* Given exercise
Skip the pictures. Repeat everything else in the records word for word.

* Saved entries
* BEGIN *
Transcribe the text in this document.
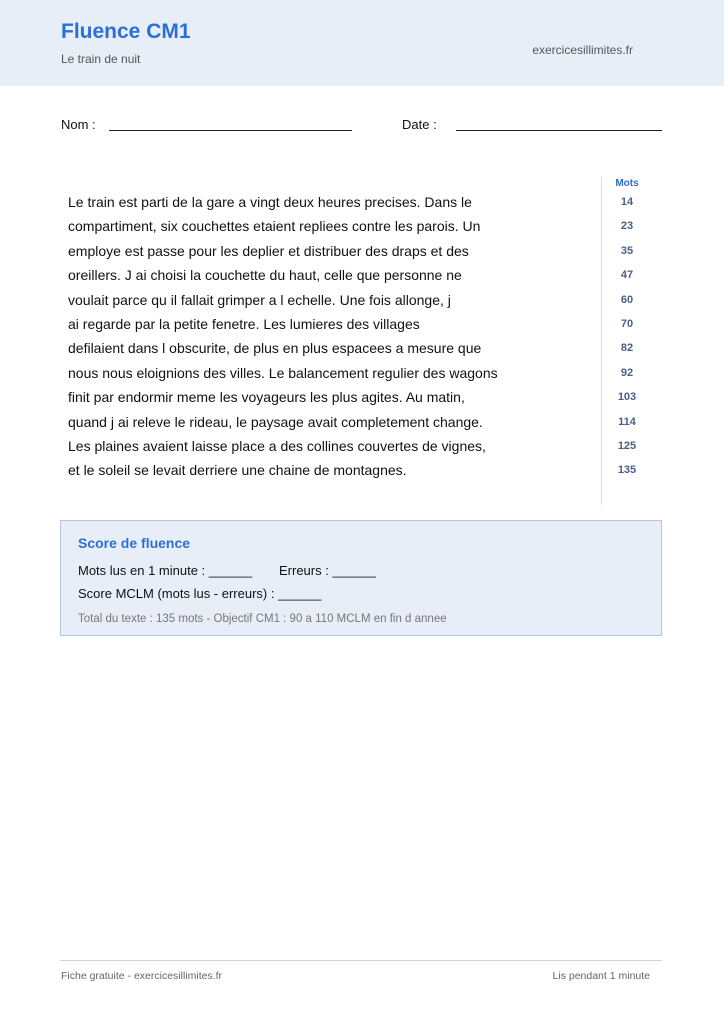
Fluence CM1
Le train de nuit
exercicesillimites.fr
Nom :	Date :
Le train est parti de la gare a vingt deux heures precises. Dans le
compartiment, six couchettes etaient repliees contre les parois. Un
employe est passe pour les deplier et distribuer des draps et des
oreillers. J ai choisi la couchette du haut, celle que personne ne
voulait parce qu il fallait grimper a l echelle. Une fois allonge, j
ai regarde par la petite fenetre. Les lumieres des villages
defilaient dans l obscurite, de plus en plus espacees a mesure que
nous nous eloignions des villes. Le balancement regulier des wagons
finit par endormir meme les voyageurs les plus agites. Au matin,
quand j ai releve le rideau, le paysage avait completement change.
Les plaines avaient laisse place a des collines couvertes de vignes,
et le soleil se levait derriere une chaine de montagnes.
Mots
14
23
35
47
60
70
82
92
103
114
125
135
Score de fluence
Mots lus en 1 minute : ______ Erreurs : ______
Score MCLM (mots lus - erreurs) : ______
Total du texte : 135 mots - Objectif CM1 : 90 a 110 MCLM en fin d annee
Fiche gratuite - exercicesillimites.fr	Lis pendant 1 minute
* END *
* Response
Transcribe the text in this document.
Fluence CM1
Le train de nuit
exercicesillimites.fr
Nom :	Date :
Le train est parti de la gare a vingt deux heures precises. Dans le
compartiment, six couchettes etaient repliees contre les parois. Un
employe est passe pour les deplier et distribuer des draps et des
oreillers. J ai choisi la couchette du haut, celle que personne ne
voulait parce qu il fallait grimper a l echelle. Une fois allonge, j
ai regarde par la petite fenetre. Les lumieres des villages
defilaient dans l obscurite, de plus en plus espacees a mesure que
nous nous eloignions des villes. Le balancement regulier des wagons
finit par endormir meme les voyageurs les plus agites. Au matin,
quand j ai releve le rideau, le paysage avait completement change.
Les plaines avaient laisse place a des collines couvertes de vignes,
et le soleil se levait derriere une chaine de montagnes.
Mots
14
23
35
47
60
70
82
92
103
114
125
135
Score de fluence
Mots lus en 1 minute : ______ Erreurs : ______
Score MCLM (mots lus - erreurs) : ______
Total du texte : 135 mots - Objectif CM1 : 90 a 110 MCLM en fin d annee
Fiche gratuite - exercicesillimites.fr	Lis pendant 1 minute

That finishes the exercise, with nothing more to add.